(Figure dataset records)
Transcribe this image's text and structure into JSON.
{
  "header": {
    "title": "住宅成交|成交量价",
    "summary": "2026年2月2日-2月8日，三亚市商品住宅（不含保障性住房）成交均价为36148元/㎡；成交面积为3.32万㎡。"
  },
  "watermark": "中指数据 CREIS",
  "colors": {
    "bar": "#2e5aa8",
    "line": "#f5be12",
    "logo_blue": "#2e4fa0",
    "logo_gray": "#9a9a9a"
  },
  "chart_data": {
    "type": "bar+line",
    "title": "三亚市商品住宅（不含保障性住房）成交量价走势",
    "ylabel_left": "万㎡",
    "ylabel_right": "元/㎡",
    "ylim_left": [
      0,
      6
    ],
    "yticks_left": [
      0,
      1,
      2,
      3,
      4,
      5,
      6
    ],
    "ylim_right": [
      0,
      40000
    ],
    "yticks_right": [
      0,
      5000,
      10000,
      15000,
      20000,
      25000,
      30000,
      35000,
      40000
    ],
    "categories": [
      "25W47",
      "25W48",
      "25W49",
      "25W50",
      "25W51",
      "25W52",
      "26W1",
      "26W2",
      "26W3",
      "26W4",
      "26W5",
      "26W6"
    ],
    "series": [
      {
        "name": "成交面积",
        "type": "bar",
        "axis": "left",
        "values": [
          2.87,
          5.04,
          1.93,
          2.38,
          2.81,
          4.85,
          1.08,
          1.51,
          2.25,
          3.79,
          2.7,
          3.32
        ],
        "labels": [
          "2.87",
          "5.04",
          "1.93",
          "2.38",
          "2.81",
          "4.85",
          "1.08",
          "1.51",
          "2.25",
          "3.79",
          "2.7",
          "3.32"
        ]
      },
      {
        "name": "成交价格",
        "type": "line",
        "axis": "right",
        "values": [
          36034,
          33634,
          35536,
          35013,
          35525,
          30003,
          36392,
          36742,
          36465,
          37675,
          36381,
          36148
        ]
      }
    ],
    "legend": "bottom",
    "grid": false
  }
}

_What to work on_
All the data must be duplicated exactly, with nothing added or removed.

_Problem solution_
Transcribe this image's text and structure into JSON.
{
  "header": {
    "title": "住宅成交|成交量价",
    "summary": "2026年2月2日-2月8日，三亚市商品住宅（不含保障性住房）成交均价为36148元/㎡；成交面积为3.32万㎡。"
  },
  "watermark": "中指数据 CREIS",
  "colors": {
    "bar": "#2e5aa8",
    "line": "#f5be12",
    "logo_blue": "#2e4fa0",
    "logo_gray": "#9a9a9a"
  },
  "chart_data": {
    "type": "bar+line",
    "title": "三亚市商品住宅（不含保障性住房）成交量价走势",
    "ylabel_left": "万㎡",
    "ylabel_right": "元/㎡",
    "ylim_left": [
      0,
      6
    ],
    "yticks_left": [
      0,
      1,
      2,
      3,
      4,
      5,
      6
    ],
    "ylim_right": [
      0,
      40000
    ],
    "yticks_right": [
      0,
      5000,
      10000,
      15000,
      20000,
      25000,
      30000,
      35000,
      40000
    ],
    "categories": [
      "25W47",
      "25W48",
      "25W49",
      "25W50",
      "25W51",
      "25W52",
      "26W1",
      "26W2",
      "26W3",
      "26W4",
      "26W5",
      "26W6"
    ],
    "series": [
      {
        "name": "成交面积",
        "type": "bar",
        "axis": "left",
        "values": [
          2.87,
          5.04,
          1.93,
          2.38,
          2.81,
          4.85,
          1.08,
          1.51,
          2.25,
          3.79,
          2.7,
          3.32
        ],
        "labels": [
          "2.87",
          "5.04",
          "1.93",
          "2.38",
          "2.81",
          "4.85",
          "1.08",
          "1.51",
          "2.25",
          "3.79",
          "2.7",
          "3.32"
        ]
      },
      {
        "name": "成交价格",
        "type": "line",
        "axis": "right",
        "values": [
          36034,
          33634,
          35536,
          35013,
          35525,
          30003,
          36392,
          36742,
          36465,
          37675,
          36381,
          36148
        ]
      }
    ],
    "legend": "bottom",
    "grid": false
  }
}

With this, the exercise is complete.